> [Information shown]:
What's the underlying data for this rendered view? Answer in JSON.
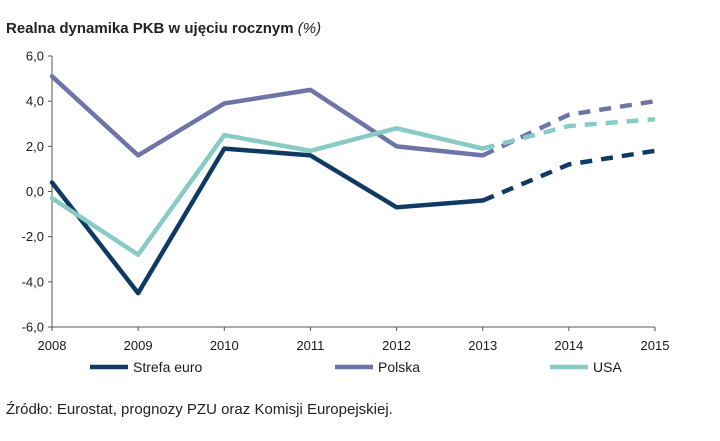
{
  "title": "Realna dynamika PKB w ujęciu rocznym",
  "title_unit": "(%)",
  "source": "Źródło: Eurostat, prognozy PZU oraz Komisji Europejskiej.",
  "chart_data": {
    "type": "line",
    "title": "Realna dynamika PKB w ujęciu rocznym (%)",
    "x": [
      "2008",
      "2009",
      "2010",
      "2011",
      "2012",
      "2013",
      "2014",
      "2015"
    ],
    "ylim": [
      -6,
      6
    ],
    "yticks": [
      "-6,0",
      "-4,0",
      "-2,0",
      "0,0",
      "2,0",
      "4,0",
      "6,0"
    ],
    "ytick_values": [
      -6,
      -4,
      -2,
      0,
      2,
      4,
      6
    ],
    "grid": false,
    "legend_position": "bottom",
    "forecast_from": "2013",
    "series": [
      {
        "name": "Strefa euro",
        "color": "#0f3a63",
        "values": [
          0.4,
          -4.5,
          1.9,
          1.6,
          -0.7,
          -0.4,
          1.2,
          1.8
        ]
      },
      {
        "name": "Polska",
        "color": "#6e73a8",
        "values": [
          5.1,
          1.6,
          3.9,
          4.5,
          2.0,
          1.6,
          3.4,
          4.0
        ]
      },
      {
        "name": "USA",
        "color": "#87cbc4",
        "values": [
          -0.3,
          -2.8,
          2.5,
          1.8,
          2.8,
          1.9,
          2.9,
          3.2
        ]
      }
    ]
  }
}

> [Exercise prompt]: Exclude the pictures. Write out the remaining data exactly.

> [Exercise result]:
What's the underlying data for this rendered view? Answer in JSON.
{
  "title": "Realna dynamika PKB w ujęciu rocznym",
  "title_unit": "(%)",
  "source": "Źródło: Eurostat, prognozy PZU oraz Komisji Europejskiej.",
  "chart_data": {
    "type": "line",
    "title": "Realna dynamika PKB w ujęciu rocznym (%)",
    "x": [
      "2008",
      "2009",
      "2010",
      "2011",
      "2012",
      "2013",
      "2014",
      "2015"
    ],
    "ylim": [
      -6,
      6
    ],
    "yticks": [
      "-6,0",
      "-4,0",
      "-2,0",
      "0,0",
      "2,0",
      "4,0",
      "6,0"
    ],
    "ytick_values": [
      -6,
      -4,
      -2,
      0,
      2,
      4,
      6
    ],
    "grid": false,
    "legend_position": "bottom",
    "forecast_from": "2013",
    "series": [
      {
        "name": "Strefa euro",
        "color": "#0f3a63",
        "values": [
          0.4,
          -4.5,
          1.9,
          1.6,
          -0.7,
          -0.4,
          1.2,
          1.8
        ]
      },
      {
        "name": "Polska",
        "color": "#6e73a8",
        "values": [
          5.1,
          1.6,
          3.9,
          4.5,
          2.0,
          1.6,
          3.4,
          4.0
        ]
      },
      {
        "name": "USA",
        "color": "#87cbc4",
        "values": [
          -0.3,
          -2.8,
          2.5,
          1.8,
          2.8,
          1.9,
          2.9,
          3.2
        ]
      }
    ]
  }
}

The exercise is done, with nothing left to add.